>> Begin AVAILABLE RECORDS

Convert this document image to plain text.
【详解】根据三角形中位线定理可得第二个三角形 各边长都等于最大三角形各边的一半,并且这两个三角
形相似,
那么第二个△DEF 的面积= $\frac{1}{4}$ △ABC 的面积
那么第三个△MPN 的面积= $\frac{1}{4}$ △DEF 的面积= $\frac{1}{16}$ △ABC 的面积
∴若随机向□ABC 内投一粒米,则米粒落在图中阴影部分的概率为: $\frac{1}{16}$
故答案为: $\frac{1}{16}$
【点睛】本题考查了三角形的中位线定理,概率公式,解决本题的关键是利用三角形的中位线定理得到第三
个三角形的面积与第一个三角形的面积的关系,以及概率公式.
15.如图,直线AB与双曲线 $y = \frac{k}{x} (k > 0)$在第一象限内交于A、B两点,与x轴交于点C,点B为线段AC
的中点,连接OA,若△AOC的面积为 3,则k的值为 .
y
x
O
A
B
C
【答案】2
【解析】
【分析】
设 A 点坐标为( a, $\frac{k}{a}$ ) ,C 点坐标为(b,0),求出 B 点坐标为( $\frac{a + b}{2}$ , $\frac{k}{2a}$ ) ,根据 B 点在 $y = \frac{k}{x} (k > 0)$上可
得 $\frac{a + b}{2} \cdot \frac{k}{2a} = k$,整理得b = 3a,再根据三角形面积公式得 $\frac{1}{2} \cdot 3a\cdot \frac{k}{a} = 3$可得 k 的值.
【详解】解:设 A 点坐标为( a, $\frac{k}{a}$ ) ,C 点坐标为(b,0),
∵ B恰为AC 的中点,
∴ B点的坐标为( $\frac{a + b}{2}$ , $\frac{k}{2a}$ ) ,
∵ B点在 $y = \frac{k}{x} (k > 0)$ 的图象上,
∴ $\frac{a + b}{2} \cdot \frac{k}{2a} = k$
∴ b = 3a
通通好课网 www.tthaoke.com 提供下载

>> End AVAILABLE RECORDS

• TASK STATEMENT:
Which lines in the records above contain the string "cdot"? Copy each one.

• FULL OUTPUT:
得 $\frac{a + b}{2} \cdot \frac{k}{2a} = k$,整理得b = 3a,再根据三角形面积公式得 $\frac{1}{2} \cdot 3a\cdot \frac{k}{a} = 3$可得 k 的值.
∴ $\frac{a + b}{2} \cdot \frac{k}{2a} = k$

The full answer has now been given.